= WHAT IS EXPECTED =
Give back each entry unchanged, minus pictures.

= SUPPLIED RECORDS =
★ ★ ★
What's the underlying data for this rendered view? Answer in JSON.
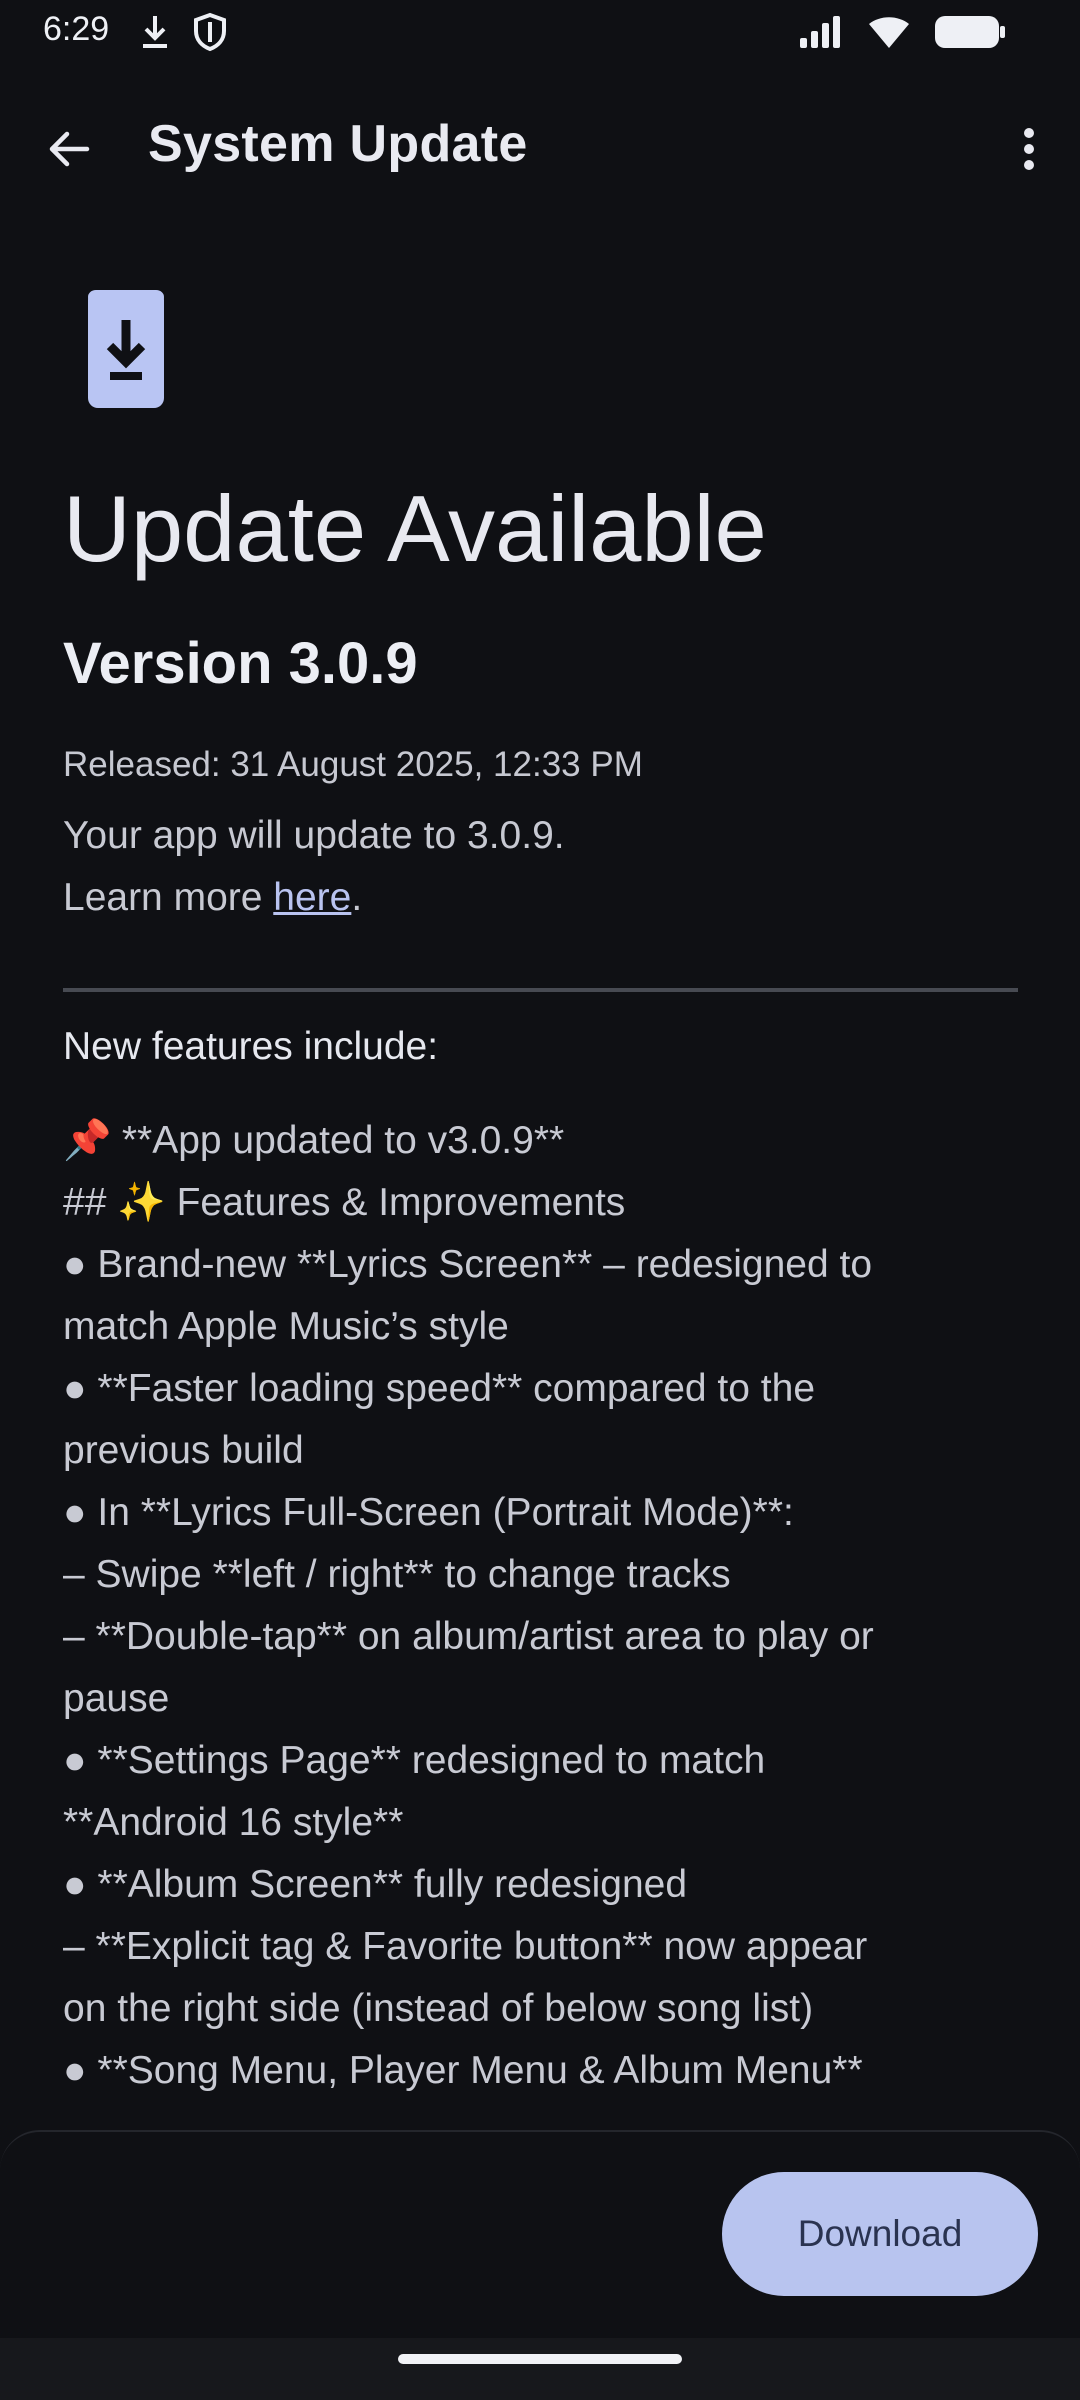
{
  "status_bar": {
    "time": "6:29"
  },
  "app_bar": {
    "title": "System Update"
  },
  "update": {
    "headline": "Update Available",
    "version": "Version 3.0.9",
    "released": "Released: 31 August 2025, 12:33 PM",
    "desc_line1": "Your app will update to 3.0.9.",
    "desc_line2_prefix": "Learn more ",
    "desc_link": "here",
    "desc_line2_suffix": "."
  },
  "features": {
    "heading": "New features include:",
    "pin_emoji": "📌",
    "lines": [
      " **App updated to v3.0.9**",
      "## ✨ Features & Improvements",
      "● Brand-new **Lyrics Screen** – redesigned to",
      "match Apple Music’s style",
      "● **Faster loading speed** compared to the",
      "previous build",
      "● In **Lyrics Full-Screen (Portrait Mode)**:",
      "– Swipe **left / right** to change tracks",
      "– **Double-tap** on album/artist area to play or",
      "pause",
      "● **Settings Page** redesigned to match",
      "**Android 16 style**",
      "● **Album Screen** fully redesigned",
      "– **Explicit tag & Favorite button** now appear",
      "on the right side (instead of below song list)",
      "● **Song Menu, Player Menu & Album Menu**"
    ]
  },
  "actions": {
    "download_label": "Download"
  },
  "colors": {
    "background": "#0f1014",
    "accent": "#b8c4ef",
    "icon_accent": "#b9c5f3"
  }
}
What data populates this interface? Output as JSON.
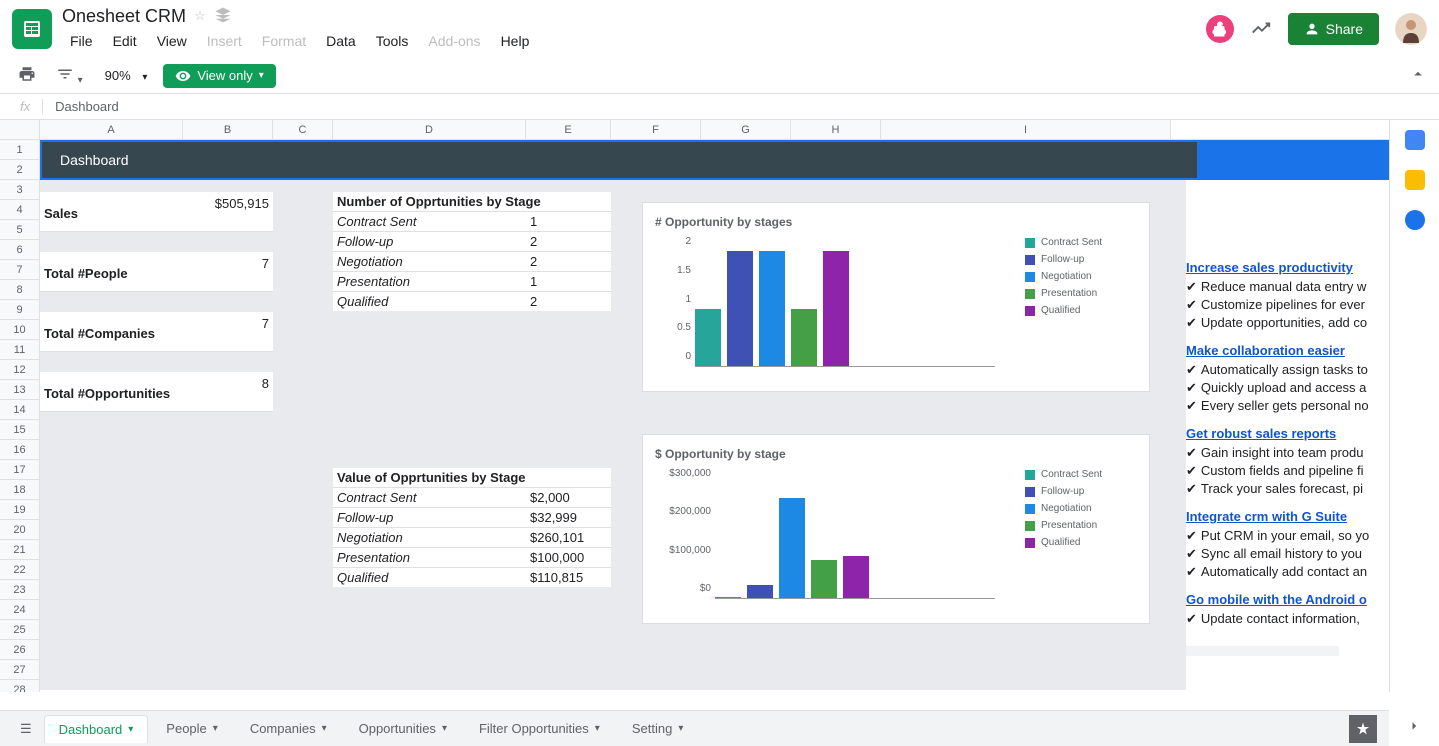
{
  "doc_title": "Onesheet CRM",
  "menu": [
    "File",
    "Edit",
    "View",
    "Insert",
    "Format",
    "Data",
    "Tools",
    "Add-ons",
    "Help"
  ],
  "menu_disabled": [
    "Insert",
    "Format",
    "Add-ons"
  ],
  "zoom": "90%",
  "view_only": "View only",
  "share": "Share",
  "formula_value": "Dashboard",
  "columns": [
    "A",
    "B",
    "C",
    "D",
    "E",
    "F",
    "G",
    "H",
    "I"
  ],
  "banner": "Dashboard",
  "summary": {
    "sales_label": "Sales",
    "sales_value": "$505,915",
    "people_label": "Total #People",
    "people_value": "7",
    "companies_label": "Total #Companies",
    "companies_value": "7",
    "opps_label": "Total #Opportunities",
    "opps_value": "8"
  },
  "stage_count": {
    "title": "Number of Opprtunities by Stage",
    "rows": [
      {
        "name": "Contract Sent",
        "val": "1"
      },
      {
        "name": "Follow-up",
        "val": "2"
      },
      {
        "name": "Negotiation",
        "val": "2"
      },
      {
        "name": "Presentation",
        "val": "1"
      },
      {
        "name": "Qualified",
        "val": "2"
      }
    ]
  },
  "stage_value": {
    "title": "Value of Opprtunities by Stage",
    "rows": [
      {
        "name": "Contract Sent",
        "val": "$2,000"
      },
      {
        "name": "Follow-up",
        "val": "$32,999"
      },
      {
        "name": "Negotiation",
        "val": "$260,101"
      },
      {
        "name": "Presentation",
        "val": "$100,000"
      },
      {
        "name": "Qualified",
        "val": "$110,815"
      }
    ]
  },
  "chart_data": [
    {
      "type": "bar",
      "title": "# Opportunity by stages",
      "categories": [
        "Contract Sent",
        "Follow-up",
        "Negotiation",
        "Presentation",
        "Qualified"
      ],
      "values": [
        1,
        2,
        2,
        1,
        2
      ],
      "xlabel": "",
      "ylabel": "",
      "ylim": [
        0,
        2
      ],
      "yticks": [
        "0",
        "0.5",
        "1",
        "1.5",
        "2"
      ],
      "colors": [
        "#26a69a",
        "#3f51b5",
        "#1e88e5",
        "#43a047",
        "#8e24aa"
      ]
    },
    {
      "type": "bar",
      "title": "$ Opportunity by stage",
      "categories": [
        "Contract Sent",
        "Follow-up",
        "Negotiation",
        "Presentation",
        "Qualified"
      ],
      "values": [
        2000,
        32999,
        260101,
        100000,
        110815
      ],
      "xlabel": "",
      "ylabel": "",
      "ylim": [
        0,
        300000
      ],
      "yticks": [
        "$0",
        "$100,000",
        "$200,000",
        "$300,000"
      ],
      "colors": [
        "#26a69a",
        "#3f51b5",
        "#1e88e5",
        "#43a047",
        "#8e24aa"
      ]
    }
  ],
  "info": {
    "sections": [
      {
        "link": "Increase sales productivity",
        "items": [
          "Reduce manual data entry w",
          "Customize pipelines for ever",
          "Update opportunities, add co"
        ]
      },
      {
        "link": "Make collaboration easier",
        "items": [
          "Automatically assign tasks to",
          "Quickly upload and access a",
          "Every seller gets personal no"
        ]
      },
      {
        "link": "Get robust sales reports",
        "items": [
          "Gain insight into team produ",
          "Custom fields and pipeline fi",
          "Track your sales forecast, pi"
        ]
      },
      {
        "link": "Integrate crm with G Suite",
        "items": [
          "Put CRM in your email, so yo",
          "Sync all email history to you",
          "Automatically add contact an"
        ]
      },
      {
        "link": "Go mobile with the Android o",
        "items": [
          "Update contact information,"
        ]
      }
    ]
  },
  "tabs": [
    "Dashboard",
    "People",
    "Companies",
    "Opportunities",
    "Filter Opportunities",
    "Setting"
  ],
  "active_tab": "Dashboard"
}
★ ★ ★
= FULL RESPONSE =
What's the underlying data for this rendered view? Answer in JSON.
{
  "status_bar": {
    "time": "6:29"
  },
  "app_bar": {
    "title": "System Update"
  },
  "update": {
    "headline": "Update Available",
    "version": "Version 3.0.9",
    "released": "Released: 31 August 2025, 12:33 PM",
    "desc_line1": "Your app will update to 3.0.9.",
    "desc_line2_prefix": "Learn more ",
    "desc_link": "here",
    "desc_line2_suffix": "."
  },
  "features": {
    "heading": "New features include:",
    "pin_emoji": "📌",
    "lines": [
      " **App updated to v3.0.9**",
      "## ✨ Features & Improvements",
      "● Brand-new **Lyrics Screen** – redesigned to",
      "match Apple Music’s style",
      "● **Faster loading speed** compared to the",
      "previous build",
      "● In **Lyrics Full-Screen (Portrait Mode)**:",
      "– Swipe **left / right** to change tracks",
      "– **Double-tap** on album/artist area to play or",
      "pause",
      "● **Settings Page** redesigned to match",
      "**Android 16 style**",
      "● **Album Screen** fully redesigned",
      "– **Explicit tag & Favorite button** now appear",
      "on the right side (instead of below song list)",
      "● **Song Menu, Player Menu & Album Menu**"
    ]
  },
  "actions": {
    "download_label": "Download"
  },
  "colors": {
    "background": "#0f1014",
    "accent": "#b8c4ef",
    "icon_accent": "#b9c5f3"
  }
}
What data populates this interface? Output as JSON.
{
  "doc_title": "Onesheet CRM",
  "menu": [
    "File",
    "Edit",
    "View",
    "Insert",
    "Format",
    "Data",
    "Tools",
    "Add-ons",
    "Help"
  ],
  "menu_disabled": [
    "Insert",
    "Format",
    "Add-ons"
  ],
  "zoom": "90%",
  "view_only": "View only",
  "share": "Share",
  "formula_value": "Dashboard",
  "columns": [
    "A",
    "B",
    "C",
    "D",
    "E",
    "F",
    "G",
    "H",
    "I"
  ],
  "banner": "Dashboard",
  "summary": {
    "sales_label": "Sales",
    "sales_value": "$505,915",
    "people_label": "Total #People",
    "people_value": "7",
    "companies_label": "Total #Companies",
    "companies_value": "7",
    "opps_label": "Total #Opportunities",
    "opps_value": "8"
  },
  "stage_count": {
    "title": "Number of Opprtunities by Stage",
    "rows": [
      {
        "name": "Contract Sent",
        "val": "1"
      },
      {
        "name": "Follow-up",
        "val": "2"
      },
      {
        "name": "Negotiation",
        "val": "2"
      },
      {
        "name": "Presentation",
        "val": "1"
      },
      {
        "name": "Qualified",
        "val": "2"
      }
    ]
  },
  "stage_value": {
    "title": "Value of Opprtunities by Stage",
    "rows": [
      {
        "name": "Contract Sent",
        "val": "$2,000"
      },
      {
        "name": "Follow-up",
        "val": "$32,999"
      },
      {
        "name": "Negotiation",
        "val": "$260,101"
      },
      {
        "name": "Presentation",
        "val": "$100,000"
      },
      {
        "name": "Qualified",
        "val": "$110,815"
      }
    ]
  },
  "chart_data": [
    {
      "type": "bar",
      "title": "# Opportunity by stages",
      "categories": [
        "Contract Sent",
        "Follow-up",
        "Negotiation",
        "Presentation",
        "Qualified"
      ],
      "values": [
        1,
        2,
        2,
        1,
        2
      ],
      "xlabel": "",
      "ylabel": "",
      "ylim": [
        0,
        2
      ],
      "yticks": [
        "0",
        "0.5",
        "1",
        "1.5",
        "2"
      ],
      "colors": [
        "#26a69a",
        "#3f51b5",
        "#1e88e5",
        "#43a047",
        "#8e24aa"
      ]
    },
    {
      "type": "bar",
      "title": "$ Opportunity by stage",
      "categories": [
        "Contract Sent",
        "Follow-up",
        "Negotiation",
        "Presentation",
        "Qualified"
      ],
      "values": [
        2000,
        32999,
        260101,
        100000,
        110815
      ],
      "xlabel": "",
      "ylabel": "",
      "ylim": [
        0,
        300000
      ],
      "yticks": [
        "$0",
        "$100,000",
        "$200,000",
        "$300,000"
      ],
      "colors": [
        "#26a69a",
        "#3f51b5",
        "#1e88e5",
        "#43a047",
        "#8e24aa"
      ]
    }
  ],
  "info": {
    "sections": [
      {
        "link": "Increase sales productivity",
        "items": [
          "Reduce manual data entry w",
          "Customize pipelines for ever",
          "Update opportunities, add co"
        ]
      },
      {
        "link": "Make collaboration easier",
        "items": [
          "Automatically assign tasks to",
          "Quickly upload and access a",
          "Every seller gets personal no"
        ]
      },
      {
        "link": "Get robust sales reports",
        "items": [
          "Gain insight into team produ",
          "Custom fields and pipeline fi",
          "Track your sales forecast, pi"
        ]
      },
      {
        "link": "Integrate crm with G Suite",
        "items": [
          "Put CRM in your email, so yo",
          "Sync all email history to you",
          "Automatically add contact an"
        ]
      },
      {
        "link": "Go mobile with the Android o",
        "items": [
          "Update contact information,"
        ]
      }
    ]
  },
  "tabs": [
    "Dashboard",
    "People",
    "Companies",
    "Opportunities",
    "Filter Opportunities",
    "Setting"
  ],
  "active_tab": "Dashboard"
}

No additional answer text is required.